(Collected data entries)
* start *

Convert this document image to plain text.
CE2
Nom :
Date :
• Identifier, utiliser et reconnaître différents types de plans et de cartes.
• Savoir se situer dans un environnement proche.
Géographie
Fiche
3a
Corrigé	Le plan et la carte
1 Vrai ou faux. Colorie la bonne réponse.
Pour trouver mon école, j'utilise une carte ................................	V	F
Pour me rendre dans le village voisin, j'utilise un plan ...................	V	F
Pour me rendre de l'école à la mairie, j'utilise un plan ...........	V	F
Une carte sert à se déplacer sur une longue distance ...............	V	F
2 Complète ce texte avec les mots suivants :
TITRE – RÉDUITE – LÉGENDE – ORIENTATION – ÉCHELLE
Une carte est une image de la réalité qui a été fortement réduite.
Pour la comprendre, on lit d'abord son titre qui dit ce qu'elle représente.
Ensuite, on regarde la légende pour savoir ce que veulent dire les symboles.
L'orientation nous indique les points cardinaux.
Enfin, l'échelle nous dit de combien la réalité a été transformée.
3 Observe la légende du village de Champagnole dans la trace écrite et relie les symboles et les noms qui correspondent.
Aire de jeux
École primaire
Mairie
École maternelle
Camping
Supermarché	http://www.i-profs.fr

* end *

THE REQUEST: Extract the full listing above without altering anything.

REPLY:
Convert this document image to plain text.
CE2
Nom :
Date :
• Identifier, utiliser et reconnaître différents types de plans et de cartes.
• Savoir se situer dans un environnement proche.
Géographie
Fiche
3a
Corrigé	Le plan et la carte
1 Vrai ou faux. Colorie la bonne réponse.
Pour trouver mon école, j'utilise une carte ................................	V	F
Pour me rendre dans le village voisin, j'utilise un plan ...................	V	F
Pour me rendre de l'école à la mairie, j'utilise un plan ...........	V	F
Une carte sert à se déplacer sur une longue distance ...............	V	F
2 Complète ce texte avec les mots suivants :
TITRE – RÉDUITE – LÉGENDE – ORIENTATION – ÉCHELLE
Une carte est une image de la réalité qui a été fortement réduite.
Pour la comprendre, on lit d'abord son titre qui dit ce qu'elle représente.
Ensuite, on regarde la légende pour savoir ce que veulent dire les symboles.
L'orientation nous indique les points cardinaux.
Enfin, l'échelle nous dit de combien la réalité a été transformée.
3 Observe la légende du village de Champagnole dans la trace écrite et relie les symboles et les noms qui correspondent.
Aire de jeux
École primaire
Mairie
École maternelle
Camping
Supermarché	http://www.i-profs.fr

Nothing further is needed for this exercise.